- _EXERCISE AIM_
Below is a block of records; reproduce all of them exactly and leave out any pictures.

- _SUPPLIED MATERIAL_
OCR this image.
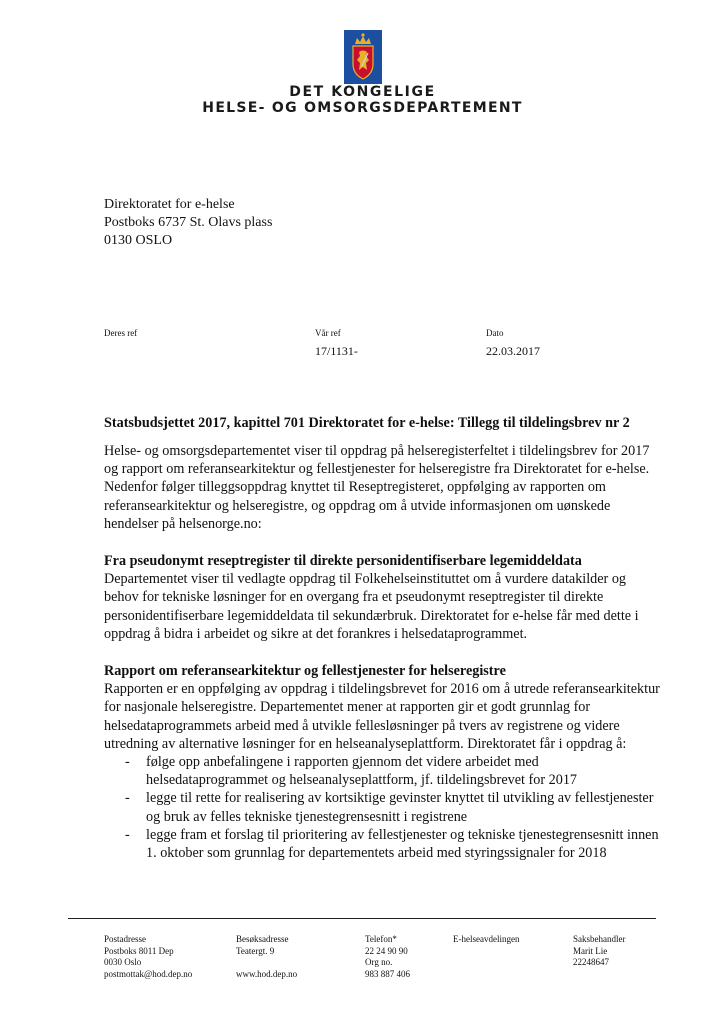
DET KONGELIGE
HELSE- OG OMSORGSDEPARTEMENT
Direktoratet for e-helse
Postboks 6737 St. Olavs plass
0130 OSLO
Deres ref	Vår ref
17/1131-
Dato
22.03.2017
Statsbudsjettet 2017, kapittel 701 Direktoratet for e-helse: Tillegg til tildelingsbrev nr 2
Helse- og omsorgsdepartementet viser til oppdrag på helseregisterfeltet i tildelingsbrev for 2017 og rapport om referansearkitektur og fellestjenester for helseregistre fra Direktoratet for e-helse. Nedenfor følger tilleggsoppdrag knyttet til Reseptregisteret, oppfølging av rapporten om referansearkitektur og helseregistre, og oppdrag om å utvide informasjonen om uønskede hendelser på helsenorge.no:
Fra pseudonymt reseptregister til direkte personidentifiserbare legemiddeldata
Departementet viser til vedlagte oppdrag til Folkehelseinstituttet om å vurdere datakilder og behov for tekniske løsninger for en overgang fra et pseudonymt reseptregister til direkte personidentifiserbare legemiddeldata til sekundærbruk. Direktoratet for e-helse får med dette i oppdrag å bidra i arbeidet og sikre at det forankres i helsedataprogrammet.
Rapport om referansearkitektur og fellestjenester for helseregistre
Rapporten er en oppfølging av oppdrag i tildelingsbrevet for 2016 om å utrede referansearkitektur for nasjonale helseregistre. Departementet mener at rapporten gir et godt grunnlag for helsedataprogrammets arbeid med å utvikle fellesløsninger på tvers av registrene og videre utredning av alternative løsninger for en helseanalyseplattform. Direktoratet får i oppdrag å:
- følge opp anbefalingene i rapporten gjennom det videre arbeidet med helsedataprogrammet og helseanalyseplattform, jf. tildelingsbrevet for 2017
- legge til rette for realisering av kortsiktige gevinster knyttet til utvikling av fellestjenester og bruk av felles tekniske tjenestegrensesnitt i registrene
- legge fram et forslag til prioritering av fellestjenester og tekniske tjenestegrensesnitt innen 1. oktober som grunnlag for departementets arbeid med styringssignaler for 2018
Postadresse
Postboks 8011 Dep
0030 Oslo
postmottak@hod.dep.no
Besøksadresse
Teatergt. 9

www.hod.dep.no
Telefon*
22 24 90 90
Org no.
983 887 406
E-helseavdelingen	Saksbehandler
Marit Lie
22248647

- _RESPONSE_
OCR this image.
DET KONGELIGE
HELSE- OG OMSORGSDEPARTEMENT
Direktoratet for e-helse
Postboks 6737 St. Olavs plass
0130 OSLO
Deres ref	Vår ref
17/1131-
Dato
22.03.2017
Statsbudsjettet 2017, kapittel 701 Direktoratet for e-helse: Tillegg til tildelingsbrev nr 2
Helse- og omsorgsdepartementet viser til oppdrag på helseregisterfeltet i tildelingsbrev for 2017 og rapport om referansearkitektur og fellestjenester for helseregistre fra Direktoratet for e-helse. Nedenfor følger tilleggsoppdrag knyttet til Reseptregisteret, oppfølging av rapporten om referansearkitektur og helseregistre, og oppdrag om å utvide informasjonen om uønskede hendelser på helsenorge.no:
Fra pseudonymt reseptregister til direkte personidentifiserbare legemiddeldata
Departementet viser til vedlagte oppdrag til Folkehelseinstituttet om å vurdere datakilder og behov for tekniske løsninger for en overgang fra et pseudonymt reseptregister til direkte personidentifiserbare legemiddeldata til sekundærbruk. Direktoratet for e-helse får med dette i oppdrag å bidra i arbeidet og sikre at det forankres i helsedataprogrammet.
Rapport om referansearkitektur og fellestjenester for helseregistre
Rapporten er en oppfølging av oppdrag i tildelingsbrevet for 2016 om å utrede referansearkitektur for nasjonale helseregistre. Departementet mener at rapporten gir et godt grunnlag for helsedataprogrammets arbeid med å utvikle fellesløsninger på tvers av registrene og videre utredning av alternative løsninger for en helseanalyseplattform. Direktoratet får i oppdrag å:
- følge opp anbefalingene i rapporten gjennom det videre arbeidet med helsedataprogrammet og helseanalyseplattform, jf. tildelingsbrevet for 2017
- legge til rette for realisering av kortsiktige gevinster knyttet til utvikling av fellestjenester og bruk av felles tekniske tjenestegrensesnitt i registrene
- legge fram et forslag til prioritering av fellestjenester og tekniske tjenestegrensesnitt innen 1. oktober som grunnlag for departementets arbeid med styringssignaler for 2018
Postadresse
Postboks 8011 Dep
0030 Oslo
postmottak@hod.dep.no
Besøksadresse
Teatergt. 9

www.hod.dep.no
Telefon*
22 24 90 90
Org no.
983 887 406
E-helseavdelingen	Saksbehandler
Marit Lie
22248647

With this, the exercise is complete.